▶ _What is needed_
Could you rewrite the rows below with every "interactable" changed to "clickable" and nothing else altered?
* Start Exercise input *
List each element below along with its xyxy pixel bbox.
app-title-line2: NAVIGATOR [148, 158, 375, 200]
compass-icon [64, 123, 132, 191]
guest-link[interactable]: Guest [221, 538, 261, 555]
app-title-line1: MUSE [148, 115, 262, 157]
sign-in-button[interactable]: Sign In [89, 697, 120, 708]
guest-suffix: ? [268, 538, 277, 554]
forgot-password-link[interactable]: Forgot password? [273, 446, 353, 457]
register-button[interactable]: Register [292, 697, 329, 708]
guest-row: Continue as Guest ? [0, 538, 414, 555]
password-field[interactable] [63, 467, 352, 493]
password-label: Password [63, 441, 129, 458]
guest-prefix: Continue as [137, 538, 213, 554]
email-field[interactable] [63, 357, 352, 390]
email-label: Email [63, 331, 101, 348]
* End Exercise input *
▶ _Exercise answer_
List each element below along with its xyxy pixel bbox.
app-title-line2: NAVIGATOR [148, 158, 375, 200]
compass-icon [64, 123, 132, 191]
guest-link[clickable]: Guest [221, 538, 261, 555]
app-title-line1: MUSE [148, 115, 262, 157]
sign-in-button[clickable]: Sign In [89, 697, 120, 708]
guest-suffix: ? [268, 538, 277, 554]
forgot-password-link[clickable]: Forgot password? [273, 446, 353, 457]
register-button[clickable]: Register [292, 697, 329, 708]
guest-row: Continue as Guest ? [0, 538, 414, 555]
password-field[clickable] [63, 467, 352, 493]
password-label: Password [63, 441, 129, 458]
guest-prefix: Continue as [137, 538, 213, 554]
email-field[clickable] [63, 357, 352, 390]
email-label: Email [63, 331, 101, 348]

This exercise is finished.